#### PROVIDED RECORDS

********************

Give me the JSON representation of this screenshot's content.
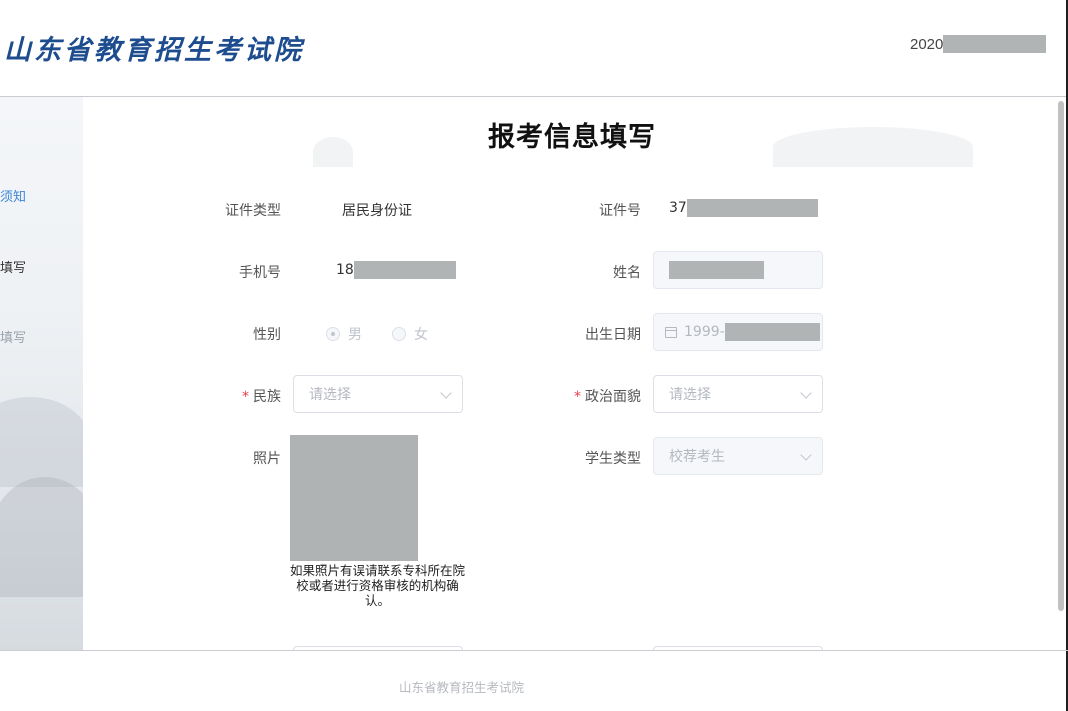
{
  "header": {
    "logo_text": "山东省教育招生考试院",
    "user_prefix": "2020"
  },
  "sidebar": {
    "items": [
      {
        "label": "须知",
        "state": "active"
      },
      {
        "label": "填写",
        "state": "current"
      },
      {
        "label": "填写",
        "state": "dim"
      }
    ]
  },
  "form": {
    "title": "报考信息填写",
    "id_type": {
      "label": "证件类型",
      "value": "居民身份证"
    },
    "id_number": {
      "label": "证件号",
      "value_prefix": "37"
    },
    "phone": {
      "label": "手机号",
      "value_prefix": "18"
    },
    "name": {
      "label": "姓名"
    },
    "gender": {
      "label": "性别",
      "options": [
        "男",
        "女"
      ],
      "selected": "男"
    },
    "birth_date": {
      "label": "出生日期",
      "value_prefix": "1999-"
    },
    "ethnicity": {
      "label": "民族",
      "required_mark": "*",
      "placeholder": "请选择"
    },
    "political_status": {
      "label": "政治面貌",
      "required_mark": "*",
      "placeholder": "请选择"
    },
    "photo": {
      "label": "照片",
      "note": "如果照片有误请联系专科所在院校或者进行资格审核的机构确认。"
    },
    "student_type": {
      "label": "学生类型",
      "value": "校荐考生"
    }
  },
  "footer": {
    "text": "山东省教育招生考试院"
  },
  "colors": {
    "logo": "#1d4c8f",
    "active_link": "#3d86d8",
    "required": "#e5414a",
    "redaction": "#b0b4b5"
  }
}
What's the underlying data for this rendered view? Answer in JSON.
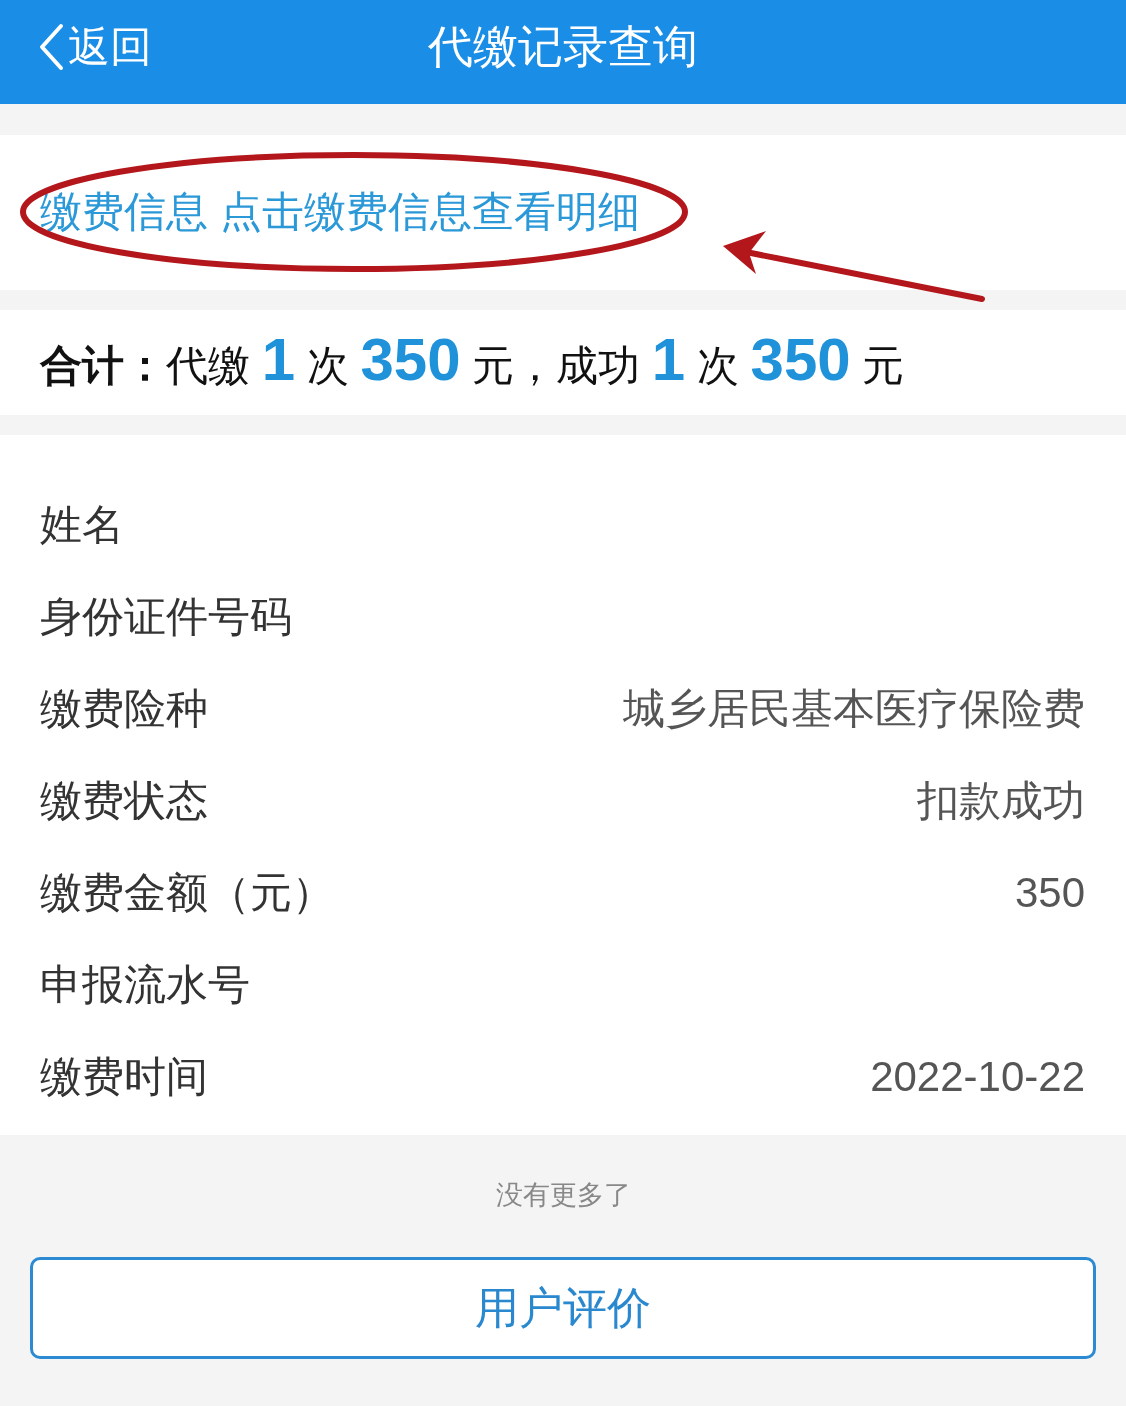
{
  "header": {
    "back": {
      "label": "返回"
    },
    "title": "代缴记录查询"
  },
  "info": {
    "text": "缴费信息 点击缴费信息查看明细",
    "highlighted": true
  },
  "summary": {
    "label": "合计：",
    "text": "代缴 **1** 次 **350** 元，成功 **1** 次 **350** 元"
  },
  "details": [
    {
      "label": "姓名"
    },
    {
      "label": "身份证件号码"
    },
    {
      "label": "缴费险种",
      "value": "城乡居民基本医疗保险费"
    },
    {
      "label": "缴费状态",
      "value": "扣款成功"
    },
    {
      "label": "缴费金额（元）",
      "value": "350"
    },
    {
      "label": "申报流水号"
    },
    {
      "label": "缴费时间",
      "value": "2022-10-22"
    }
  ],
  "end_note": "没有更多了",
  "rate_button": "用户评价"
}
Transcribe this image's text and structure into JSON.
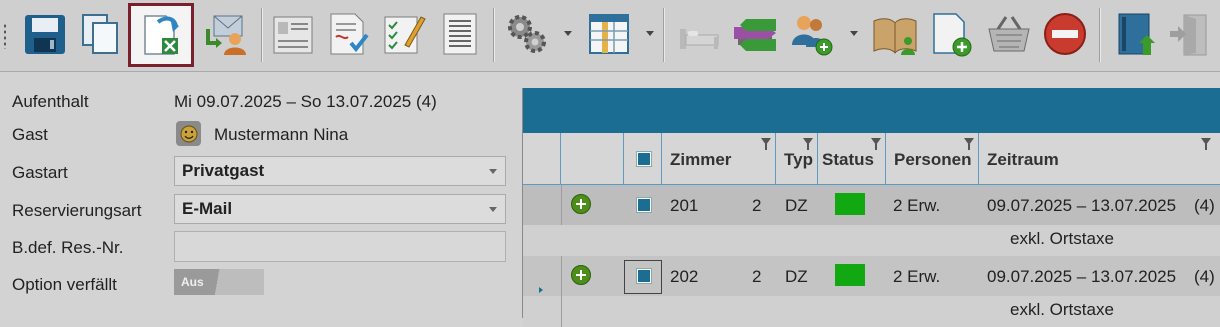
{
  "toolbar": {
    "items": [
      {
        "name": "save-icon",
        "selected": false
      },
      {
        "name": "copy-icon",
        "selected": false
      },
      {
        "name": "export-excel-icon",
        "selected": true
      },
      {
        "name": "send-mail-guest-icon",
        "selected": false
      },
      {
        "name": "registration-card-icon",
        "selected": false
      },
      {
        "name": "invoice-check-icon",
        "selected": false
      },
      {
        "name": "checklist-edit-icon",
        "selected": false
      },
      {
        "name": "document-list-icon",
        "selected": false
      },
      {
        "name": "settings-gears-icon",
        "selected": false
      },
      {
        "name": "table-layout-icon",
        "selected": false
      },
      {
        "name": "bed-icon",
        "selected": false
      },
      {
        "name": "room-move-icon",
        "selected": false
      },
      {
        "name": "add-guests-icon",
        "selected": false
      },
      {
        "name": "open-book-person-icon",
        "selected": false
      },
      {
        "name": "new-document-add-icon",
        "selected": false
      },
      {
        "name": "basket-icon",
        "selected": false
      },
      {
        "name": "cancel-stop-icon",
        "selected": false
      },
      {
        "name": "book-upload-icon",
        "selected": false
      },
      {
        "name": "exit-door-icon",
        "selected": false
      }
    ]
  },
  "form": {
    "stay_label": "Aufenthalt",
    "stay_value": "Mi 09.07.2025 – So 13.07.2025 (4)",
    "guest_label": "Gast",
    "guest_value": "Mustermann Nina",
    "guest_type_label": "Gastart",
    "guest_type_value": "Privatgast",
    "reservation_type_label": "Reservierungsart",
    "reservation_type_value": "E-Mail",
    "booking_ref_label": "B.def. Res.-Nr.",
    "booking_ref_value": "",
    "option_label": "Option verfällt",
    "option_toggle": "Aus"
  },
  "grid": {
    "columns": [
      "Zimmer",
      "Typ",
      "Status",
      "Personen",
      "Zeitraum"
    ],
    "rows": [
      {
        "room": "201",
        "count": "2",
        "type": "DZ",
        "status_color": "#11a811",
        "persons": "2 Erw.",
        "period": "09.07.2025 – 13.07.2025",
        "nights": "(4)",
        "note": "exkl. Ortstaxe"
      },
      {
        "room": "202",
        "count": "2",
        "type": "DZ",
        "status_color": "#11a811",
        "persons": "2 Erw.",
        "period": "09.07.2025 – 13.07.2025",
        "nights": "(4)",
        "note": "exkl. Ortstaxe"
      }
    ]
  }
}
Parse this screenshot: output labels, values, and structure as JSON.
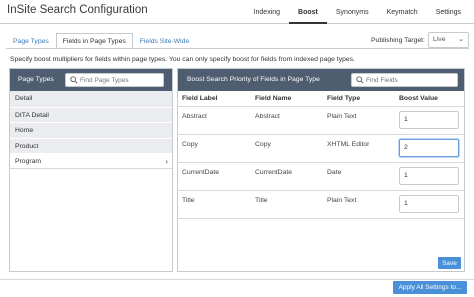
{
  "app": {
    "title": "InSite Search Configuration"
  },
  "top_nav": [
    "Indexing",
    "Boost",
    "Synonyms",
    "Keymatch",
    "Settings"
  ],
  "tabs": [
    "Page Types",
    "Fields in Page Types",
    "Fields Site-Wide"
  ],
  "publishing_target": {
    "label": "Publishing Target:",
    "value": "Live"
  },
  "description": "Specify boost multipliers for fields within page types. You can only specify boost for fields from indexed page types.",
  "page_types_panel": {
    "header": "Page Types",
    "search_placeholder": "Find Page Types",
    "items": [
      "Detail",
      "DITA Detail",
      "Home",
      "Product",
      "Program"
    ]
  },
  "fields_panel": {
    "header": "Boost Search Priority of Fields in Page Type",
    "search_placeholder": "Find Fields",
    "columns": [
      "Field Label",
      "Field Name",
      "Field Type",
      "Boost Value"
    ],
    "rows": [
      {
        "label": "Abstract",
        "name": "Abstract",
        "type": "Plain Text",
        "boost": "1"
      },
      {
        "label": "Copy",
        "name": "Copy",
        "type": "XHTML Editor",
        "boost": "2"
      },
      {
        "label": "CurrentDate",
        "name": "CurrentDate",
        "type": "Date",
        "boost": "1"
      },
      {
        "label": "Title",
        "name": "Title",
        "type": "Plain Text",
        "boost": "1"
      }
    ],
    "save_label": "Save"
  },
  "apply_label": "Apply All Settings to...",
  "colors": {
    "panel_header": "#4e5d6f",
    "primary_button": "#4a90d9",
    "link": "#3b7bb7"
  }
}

********************

#### THE REQUEST
Reproduce the listing above exactly, excluding all pictures.

#### EXERCISE ANSWER
Give me the JSON representation of this screenshot's content.
{
  "header": {
    "logo_text": "山东省教育招生考试院",
    "user_prefix": "2020"
  },
  "sidebar": {
    "items": [
      {
        "label": "须知",
        "state": "active"
      },
      {
        "label": "填写",
        "state": "current"
      },
      {
        "label": "填写",
        "state": "dim"
      }
    ]
  },
  "form": {
    "title": "报考信息填写",
    "id_type": {
      "label": "证件类型",
      "value": "居民身份证"
    },
    "id_number": {
      "label": "证件号",
      "value_prefix": "37"
    },
    "phone": {
      "label": "手机号",
      "value_prefix": "18"
    },
    "name": {
      "label": "姓名"
    },
    "gender": {
      "label": "性别",
      "options": [
        "男",
        "女"
      ],
      "selected": "男"
    },
    "birth_date": {
      "label": "出生日期",
      "value_prefix": "1999-"
    },
    "ethnicity": {
      "label": "民族",
      "required_mark": "*",
      "placeholder": "请选择"
    },
    "political_status": {
      "label": "政治面貌",
      "required_mark": "*",
      "placeholder": "请选择"
    },
    "photo": {
      "label": "照片",
      "note": "如果照片有误请联系专科所在院校或者进行资格审核的机构确认。"
    },
    "student_type": {
      "label": "学生类型",
      "value": "校荐考生"
    }
  },
  "footer": {
    "text": "山东省教育招生考试院"
  },
  "colors": {
    "logo": "#1d4c8f",
    "active_link": "#3d86d8",
    "required": "#e5414a",
    "redaction": "#b0b4b5"
  }
}
What's the underlying data for this rendered view? Answer in JSON.
{
  "header": {
    "back": {
      "label": "返回"
    },
    "title": "代缴记录查询"
  },
  "info": {
    "text": "缴费信息 点击缴费信息查看明细",
    "highlighted": true
  },
  "summary": {
    "label": "合计：",
    "text": "代缴 **1** 次 **350** 元，成功 **1** 次 **350** 元"
  },
  "details": [
    {
      "label": "姓名"
    },
    {
      "label": "身份证件号码"
    },
    {
      "label": "缴费险种",
      "value": "城乡居民基本医疗保险费"
    },
    {
      "label": "缴费状态",
      "value": "扣款成功"
    },
    {
      "label": "缴费金额（元）",
      "value": "350"
    },
    {
      "label": "申报流水号"
    },
    {
      "label": "缴费时间",
      "value": "2022-10-22"
    }
  ],
  "end_note": "没有更多了",
  "rate_button": "用户评价"
}
Transcribe this image's text and structure into JSON.
{
  "toolbar": {
    "items": [
      {
        "name": "save-icon",
        "selected": false
      },
      {
        "name": "copy-icon",
        "selected": false
      },
      {
        "name": "export-excel-icon",
        "selected": true
      },
      {
        "name": "send-mail-guest-icon",
        "selected": false
      },
      {
        "name": "registration-card-icon",
        "selected": false
      },
      {
        "name": "invoice-check-icon",
        "selected": false
      },
      {
        "name": "checklist-edit-icon",
        "selected": false
      },
      {
        "name": "document-list-icon",
        "selected": false
      },
      {
        "name": "settings-gears-icon",
        "selected": false
      },
      {
        "name": "table-layout-icon",
        "selected": false
      },
      {
        "name": "bed-icon",
        "selected": false
      },
      {
        "name": "room-move-icon",
        "selected": false
      },
      {
        "name": "add-guests-icon",
        "selected": false
      },
      {
        "name": "open-book-person-icon",
        "selected": false
      },
      {
        "name": "new-document-add-icon",
        "selected": false
      },
      {
        "name": "basket-icon",
        "selected": false
      },
      {
        "name": "cancel-stop-icon",
        "selected": false
      },
      {
        "name": "book-upload-icon",
        "selected": false
      },
      {
        "name": "exit-door-icon",
        "selected": false
      }
    ]
  },
  "form": {
    "stay_label": "Aufenthalt",
    "stay_value": "Mi 09.07.2025 – So 13.07.2025 (4)",
    "guest_label": "Gast",
    "guest_value": "Mustermann Nina",
    "guest_type_label": "Gastart",
    "guest_type_value": "Privatgast",
    "reservation_type_label": "Reservierungsart",
    "reservation_type_value": "E-Mail",
    "booking_ref_label": "B.def. Res.-Nr.",
    "booking_ref_value": "",
    "option_label": "Option verfällt",
    "option_toggle": "Aus"
  },
  "grid": {
    "columns": [
      "Zimmer",
      "Typ",
      "Status",
      "Personen",
      "Zeitraum"
    ],
    "rows": [
      {
        "room": "201",
        "count": "2",
        "type": "DZ",
        "status_color": "#11a811",
        "persons": "2 Erw.",
        "period": "09.07.2025 – 13.07.2025",
        "nights": "(4)",
        "note": "exkl. Ortstaxe"
      },
      {
        "room": "202",
        "count": "2",
        "type": "DZ",
        "status_color": "#11a811",
        "persons": "2 Erw.",
        "period": "09.07.2025 – 13.07.2025",
        "nights": "(4)",
        "note": "exkl. Ortstaxe"
      }
    ]
  }
}
Parse this screenshot: output labels, values, and structure as JSON.
{
  "app": {
    "title": "InSite Search Configuration"
  },
  "top_nav": [
    "Indexing",
    "Boost",
    "Synonyms",
    "Keymatch",
    "Settings"
  ],
  "tabs": [
    "Page Types",
    "Fields in Page Types",
    "Fields Site-Wide"
  ],
  "publishing_target": {
    "label": "Publishing Target:",
    "value": "Live"
  },
  "description": "Specify boost multipliers for fields within page types. You can only specify boost for fields from indexed page types.",
  "page_types_panel": {
    "header": "Page Types",
    "search_placeholder": "Find Page Types",
    "items": [
      "Detail",
      "DITA Detail",
      "Home",
      "Product",
      "Program"
    ]
  },
  "fields_panel": {
    "header": "Boost Search Priority of Fields in Page Type",
    "search_placeholder": "Find Fields",
    "columns": [
      "Field Label",
      "Field Name",
      "Field Type",
      "Boost Value"
    ],
    "rows": [
      {
        "label": "Abstract",
        "name": "Abstract",
        "type": "Plain Text",
        "boost": "1"
      },
      {
        "label": "Copy",
        "name": "Copy",
        "type": "XHTML Editor",
        "boost": "2"
      },
      {
        "label": "CurrentDate",
        "name": "CurrentDate",
        "type": "Date",
        "boost": "1"
      },
      {
        "label": "Title",
        "name": "Title",
        "type": "Plain Text",
        "boost": "1"
      }
    ],
    "save_label": "Save"
  },
  "apply_label": "Apply All Settings to...",
  "colors": {
    "panel_header": "#4e5d6f",
    "primary_button": "#4a90d9",
    "link": "#3b7bb7"
  }
}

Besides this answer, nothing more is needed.